* **THE TASK**
Gather up every line from the entries below that uses the word "selected".

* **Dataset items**

====================

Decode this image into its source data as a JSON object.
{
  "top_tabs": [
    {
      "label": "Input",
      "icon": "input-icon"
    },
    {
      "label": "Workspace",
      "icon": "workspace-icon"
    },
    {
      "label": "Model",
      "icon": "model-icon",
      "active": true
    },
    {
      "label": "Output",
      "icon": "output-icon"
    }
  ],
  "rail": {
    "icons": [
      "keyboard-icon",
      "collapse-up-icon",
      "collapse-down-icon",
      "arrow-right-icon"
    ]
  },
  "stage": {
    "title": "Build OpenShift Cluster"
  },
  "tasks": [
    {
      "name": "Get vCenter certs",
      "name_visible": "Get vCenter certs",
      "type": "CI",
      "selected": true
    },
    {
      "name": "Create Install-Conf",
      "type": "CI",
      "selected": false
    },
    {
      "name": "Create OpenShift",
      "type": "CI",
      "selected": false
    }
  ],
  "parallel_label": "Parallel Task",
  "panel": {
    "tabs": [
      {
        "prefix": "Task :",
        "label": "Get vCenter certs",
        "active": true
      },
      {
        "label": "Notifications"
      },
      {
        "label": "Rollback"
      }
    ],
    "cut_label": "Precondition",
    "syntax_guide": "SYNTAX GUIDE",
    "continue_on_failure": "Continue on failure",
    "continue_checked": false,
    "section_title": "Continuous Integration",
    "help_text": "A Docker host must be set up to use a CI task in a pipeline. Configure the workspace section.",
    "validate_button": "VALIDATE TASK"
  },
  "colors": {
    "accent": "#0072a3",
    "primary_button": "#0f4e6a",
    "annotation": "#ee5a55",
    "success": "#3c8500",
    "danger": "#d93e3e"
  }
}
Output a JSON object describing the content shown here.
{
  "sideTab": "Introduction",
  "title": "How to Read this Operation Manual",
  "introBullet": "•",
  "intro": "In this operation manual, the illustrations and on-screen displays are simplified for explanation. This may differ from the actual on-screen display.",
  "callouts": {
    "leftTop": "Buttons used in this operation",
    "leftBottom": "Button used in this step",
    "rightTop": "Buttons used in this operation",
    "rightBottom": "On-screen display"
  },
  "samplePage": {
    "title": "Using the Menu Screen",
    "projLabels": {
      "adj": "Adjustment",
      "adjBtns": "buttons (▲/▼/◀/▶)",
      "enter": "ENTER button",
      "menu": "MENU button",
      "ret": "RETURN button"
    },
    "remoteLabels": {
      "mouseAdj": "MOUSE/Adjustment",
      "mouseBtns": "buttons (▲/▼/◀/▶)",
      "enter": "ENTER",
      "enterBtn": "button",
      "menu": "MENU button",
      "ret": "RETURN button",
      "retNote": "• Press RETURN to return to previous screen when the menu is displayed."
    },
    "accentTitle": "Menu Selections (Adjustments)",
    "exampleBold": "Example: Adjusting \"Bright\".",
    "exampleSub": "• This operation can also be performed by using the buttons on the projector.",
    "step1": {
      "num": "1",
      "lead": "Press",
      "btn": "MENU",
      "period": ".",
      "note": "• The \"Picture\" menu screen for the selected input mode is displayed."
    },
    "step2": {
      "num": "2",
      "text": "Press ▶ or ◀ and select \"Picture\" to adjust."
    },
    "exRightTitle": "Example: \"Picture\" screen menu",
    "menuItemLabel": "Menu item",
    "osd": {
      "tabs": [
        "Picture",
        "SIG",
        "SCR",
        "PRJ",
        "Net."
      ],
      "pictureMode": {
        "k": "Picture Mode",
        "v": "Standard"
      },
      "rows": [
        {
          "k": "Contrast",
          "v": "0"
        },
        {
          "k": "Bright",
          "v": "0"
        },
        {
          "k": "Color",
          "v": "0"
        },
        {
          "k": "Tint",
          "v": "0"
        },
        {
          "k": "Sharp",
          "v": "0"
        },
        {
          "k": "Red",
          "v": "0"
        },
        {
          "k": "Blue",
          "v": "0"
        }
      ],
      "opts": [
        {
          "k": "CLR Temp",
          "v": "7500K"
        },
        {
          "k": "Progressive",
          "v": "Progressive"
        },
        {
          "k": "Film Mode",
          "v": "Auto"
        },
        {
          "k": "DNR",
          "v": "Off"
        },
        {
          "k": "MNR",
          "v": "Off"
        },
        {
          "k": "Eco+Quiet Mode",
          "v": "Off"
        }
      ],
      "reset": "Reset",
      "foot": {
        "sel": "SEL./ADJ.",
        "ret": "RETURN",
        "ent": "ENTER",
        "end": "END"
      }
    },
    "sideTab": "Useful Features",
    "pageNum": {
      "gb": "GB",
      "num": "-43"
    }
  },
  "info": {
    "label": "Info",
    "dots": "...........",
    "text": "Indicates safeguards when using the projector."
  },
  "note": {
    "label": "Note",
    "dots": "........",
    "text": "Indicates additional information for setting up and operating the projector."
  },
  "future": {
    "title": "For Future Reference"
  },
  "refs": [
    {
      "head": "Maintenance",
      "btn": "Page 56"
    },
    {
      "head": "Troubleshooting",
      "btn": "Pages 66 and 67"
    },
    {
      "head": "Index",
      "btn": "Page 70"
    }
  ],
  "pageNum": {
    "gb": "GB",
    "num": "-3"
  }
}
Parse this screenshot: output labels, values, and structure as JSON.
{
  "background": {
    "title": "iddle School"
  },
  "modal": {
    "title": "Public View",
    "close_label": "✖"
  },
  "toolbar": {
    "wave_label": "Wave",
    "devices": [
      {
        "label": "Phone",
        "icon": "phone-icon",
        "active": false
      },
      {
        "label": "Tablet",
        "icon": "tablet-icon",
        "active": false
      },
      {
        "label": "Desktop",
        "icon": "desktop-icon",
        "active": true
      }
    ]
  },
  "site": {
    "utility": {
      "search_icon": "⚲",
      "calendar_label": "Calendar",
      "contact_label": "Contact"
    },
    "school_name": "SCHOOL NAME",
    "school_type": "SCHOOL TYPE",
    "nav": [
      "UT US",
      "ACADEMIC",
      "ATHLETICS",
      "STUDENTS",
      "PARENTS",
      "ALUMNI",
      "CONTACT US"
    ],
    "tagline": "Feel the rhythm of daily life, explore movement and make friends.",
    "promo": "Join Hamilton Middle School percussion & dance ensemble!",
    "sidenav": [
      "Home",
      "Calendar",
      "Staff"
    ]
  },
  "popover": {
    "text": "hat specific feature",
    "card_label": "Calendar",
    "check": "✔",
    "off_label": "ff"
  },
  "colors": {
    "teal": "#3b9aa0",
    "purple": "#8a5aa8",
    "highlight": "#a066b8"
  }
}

====================

* **CORRECT RESPONSE**
      "selected": true
      "selected": false
      "selected": false
      "note": "• The \"Picture\" menu screen for the selected input mode is displayed."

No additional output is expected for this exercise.